All of the data needs to be repeated exactly.

SOURCE MATERIAL:

-- Begin --

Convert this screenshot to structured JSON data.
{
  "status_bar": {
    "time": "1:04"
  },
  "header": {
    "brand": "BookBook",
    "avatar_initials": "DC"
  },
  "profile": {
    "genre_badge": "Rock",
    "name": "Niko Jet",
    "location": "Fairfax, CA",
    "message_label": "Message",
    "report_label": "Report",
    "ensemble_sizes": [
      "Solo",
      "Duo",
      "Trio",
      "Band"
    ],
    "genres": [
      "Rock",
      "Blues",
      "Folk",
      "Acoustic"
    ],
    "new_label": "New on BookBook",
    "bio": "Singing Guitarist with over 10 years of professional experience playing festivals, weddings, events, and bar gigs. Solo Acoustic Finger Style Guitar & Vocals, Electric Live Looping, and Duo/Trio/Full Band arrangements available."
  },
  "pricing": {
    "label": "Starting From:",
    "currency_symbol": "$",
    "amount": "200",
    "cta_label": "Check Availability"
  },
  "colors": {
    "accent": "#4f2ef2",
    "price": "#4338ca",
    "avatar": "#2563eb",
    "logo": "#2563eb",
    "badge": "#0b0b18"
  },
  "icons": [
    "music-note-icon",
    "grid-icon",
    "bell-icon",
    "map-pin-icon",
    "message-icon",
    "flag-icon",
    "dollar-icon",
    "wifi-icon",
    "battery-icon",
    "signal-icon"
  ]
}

-- End --

EXERCISE ANSWER:
Convert this screenshot to structured JSON data.
{
  "status_bar": {
    "time": "1:04"
  },
  "header": {
    "brand": "BookBook",
    "avatar_initials": "DC"
  },
  "profile": {
    "genre_badge": "Rock",
    "name": "Niko Jet",
    "location": "Fairfax, CA",
    "message_label": "Message",
    "report_label": "Report",
    "ensemble_sizes": [
      "Solo",
      "Duo",
      "Trio",
      "Band"
    ],
    "genres": [
      "Rock",
      "Blues",
      "Folk",
      "Acoustic"
    ],
    "new_label": "New on BookBook",
    "bio": "Singing Guitarist with over 10 years of professional experience playing festivals, weddings, events, and bar gigs. Solo Acoustic Finger Style Guitar & Vocals, Electric Live Looping, and Duo/Trio/Full Band arrangements available."
  },
  "pricing": {
    "label": "Starting From:",
    "currency_symbol": "$",
    "amount": "200",
    "cta_label": "Check Availability"
  },
  "colors": {
    "accent": "#4f2ef2",
    "price": "#4338ca",
    "avatar": "#2563eb",
    "logo": "#2563eb",
    "badge": "#0b0b18"
  },
  "icons": [
    "music-note-icon",
    "grid-icon",
    "bell-icon",
    "map-pin-icon",
    "message-icon",
    "flag-icon",
    "dollar-icon",
    "wifi-icon",
    "battery-icon",
    "signal-icon"
  ]
}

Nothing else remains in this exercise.